** BEGIN Material provided **

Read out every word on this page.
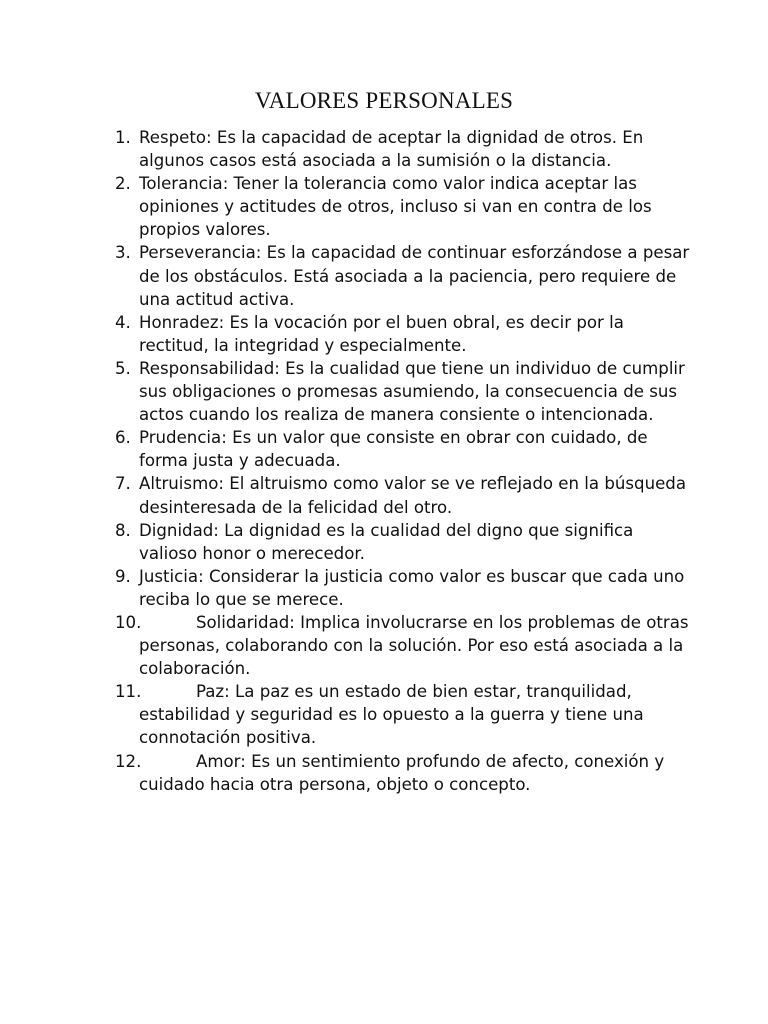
VALORES PERSONALES
1. Respeto: Es la capacidad de aceptar la dignidad de otros. En algunos casos está asociada a la sumisión o la distancia.
2. Tolerancia: Tener la tolerancia como valor indica aceptar las opiniones y actitudes de otros, incluso si van en contra de los propios valores.
3. Perseverancia: Es la capacidad de continuar esforzándose a pesar de los obstáculos. Está asociada a la paciencia, pero requiere de una actitud activa.
4. Honradez: Es la vocación por el buen obral, es decir por la rectitud, la integridad y especialmente.
5. Responsabilidad: Es la cualidad que tiene un individuo de cumplir sus obligaciones o promesas asumiendo, la consecuencia de sus actos cuando los realiza de manera consiente o intencionada.
6. Prudencia: Es un valor que consiste en obrar con cuidado, de forma justa y adecuada.
7. Altruismo: El altruismo como valor se ve reflejado en la búsqueda desinteresada de la felicidad del otro.
8. Dignidad: La dignidad es la cualidad del digno que significa valioso honor o merecedor.
9. Justicia: Considerar la justicia como valor es buscar que cada uno reciba lo que se merece.
10.	Solidaridad: Implica involucrarse en los problemas de otras personas, colaborando con la solución. Por eso está asociada a la colaboración.
11.	Paz: La paz es un estado de bien estar, tranquilidad, estabilidad y seguridad es lo opuesto a la guerra y tiene una connotación positiva.
12.	Amor: Es un sentimiento profundo de afecto, conexión y cuidado hacia otra persona, objeto o concepto.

** END Material provided **

## Do this
Restate the listing above word for word, and skip the pictures.

## Final result
Read out every word on this page.
VALORES PERSONALES
1. Respeto: Es la capacidad de aceptar la dignidad de otros. En algunos casos está asociada a la sumisión o la distancia.
2. Tolerancia: Tener la tolerancia como valor indica aceptar las opiniones y actitudes de otros, incluso si van en contra de los propios valores.
3. Perseverancia: Es la capacidad de continuar esforzándose a pesar de los obstáculos. Está asociada a la paciencia, pero requiere de una actitud activa.
4. Honradez: Es la vocación por el buen obral, es decir por la rectitud, la integridad y especialmente.
5. Responsabilidad: Es la cualidad que tiene un individuo de cumplir sus obligaciones o promesas asumiendo, la consecuencia de sus actos cuando los realiza de manera consiente o intencionada.
6. Prudencia: Es un valor que consiste en obrar con cuidado, de forma justa y adecuada.
7. Altruismo: El altruismo como valor se ve reflejado en la búsqueda desinteresada de la felicidad del otro.
8. Dignidad: La dignidad es la cualidad del digno que significa valioso honor o merecedor.
9. Justicia: Considerar la justicia como valor es buscar que cada uno reciba lo que se merece.
10.	Solidaridad: Implica involucrarse en los problemas de otras personas, colaborando con la solución. Por eso está asociada a la colaboración.
11.	Paz: La paz es un estado de bien estar, tranquilidad, estabilidad y seguridad es lo opuesto a la guerra y tiene una connotación positiva.
12.	Amor: Es un sentimiento profundo de afecto, conexión y cuidado hacia otra persona, objeto o concepto.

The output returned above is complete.